[BEGIN Source passage]
Japan is . . . . different

For starters Japan is clean.  Up down left right inside outside.  Clean.  Also tidy.  I eyeballed every sidewalk in every city we visited and managed to find one gum wrapper on a sidewalk in Kanazawa, exiled and isolated by its peers.  And here is the weird thing: no trash cans.  They expect you to pocket your popsicle wrapper and toss it at home.  And everyone plays right along.  No floggings for litterbugs because there aren’t any.  Also no graffiti.


The iron foundries of Japan fashion manhole covers of such fanciful design that they tempt you to pry one up and take it home.  Round ones.  Oblong ones.  Blue ones.  Green ones.  Elaborate ones.  I never expected to be writing about manhole covers of all things in this blog, but heck these are really some terrific manhole covers.


Ambulances are Doctor Cars.


We have checked into four hotels along the way, each with a bathroom smaller than the last.  This one measures four feet by five-and-half feet.  The bathtub occupies half of that footprint, the toidy and the sink another aggregate fraction.  When it happens that Jane and I need to brush our teeth coincidentally, I stand in the tub.  They try to compensate for the cramped space with elaborate plumbing gadgets and multi-function toilets controlled by button panels bolted to the walls, but the instructions are in Japanese characters and I am protective of that region where the sun don’t shine so dare touch nothing but the flush button, signified by a little whirlpool.
[END Source passage]
[BEGIN Data lines]
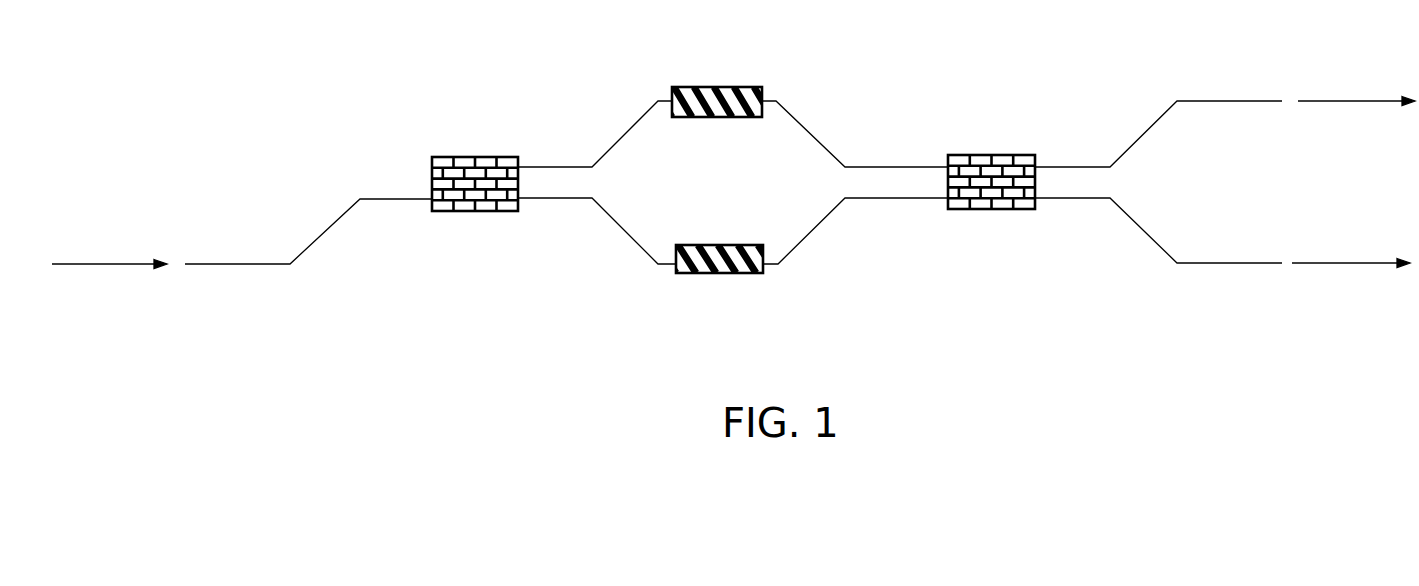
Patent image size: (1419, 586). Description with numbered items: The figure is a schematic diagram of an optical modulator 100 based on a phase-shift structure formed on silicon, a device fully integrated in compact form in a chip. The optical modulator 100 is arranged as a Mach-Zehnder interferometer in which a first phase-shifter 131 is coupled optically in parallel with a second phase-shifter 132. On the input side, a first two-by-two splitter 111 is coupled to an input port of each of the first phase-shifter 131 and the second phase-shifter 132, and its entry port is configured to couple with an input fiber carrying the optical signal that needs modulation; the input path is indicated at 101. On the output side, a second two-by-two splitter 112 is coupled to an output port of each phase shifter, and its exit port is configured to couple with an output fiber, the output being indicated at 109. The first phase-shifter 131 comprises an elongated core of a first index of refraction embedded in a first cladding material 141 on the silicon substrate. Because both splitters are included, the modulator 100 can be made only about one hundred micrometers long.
[END Data lines]
## What to produce:
Copy out the whole blog post about Japan above word for word.

## Output below:
Japan is . . . . different

For starters Japan is clean.  Up down left right inside outside.  Clean.  Also tidy.  I eyeballed every sidewalk in every city we visited and managed to find one gum wrapper on a sidewalk in Kanazawa, exiled and isolated by its peers.  And here is the weird thing: no trash cans.  They expect you to pocket your popsicle wrapper and toss it at home.  And everyone plays right along.  No floggings for litterbugs because there aren’t any.  Also no graffiti.


The iron foundries of Japan fashion manhole covers of such fanciful design that they tempt you to pry one up and take it home.  Round ones.  Oblong ones.  Blue ones.  Green ones.  Elaborate ones.  I never expected to be writing about manhole covers of all things in this blog, but heck these are really some terrific manhole covers.


Ambulances are Doctor Cars.


We have checked into four hotels along the way, each with a bathroom smaller than the last.  This one measures four feet by five-and-half feet.  The bathtub occupies half of that footprint, the toidy and the sink another aggregate fraction.  When it happens that Jane and I need to brush our teeth coincidentally, I stand in the tub.  They try to compensate for the cramped space with elaborate plumbing gadgets and multi-function toilets controlled by button panels bolted to the walls, but the instructions are in Japanese characters and I am protective of that region where the sun don’t shine so dare touch nothing but the flush button, signified by a little whirlpool.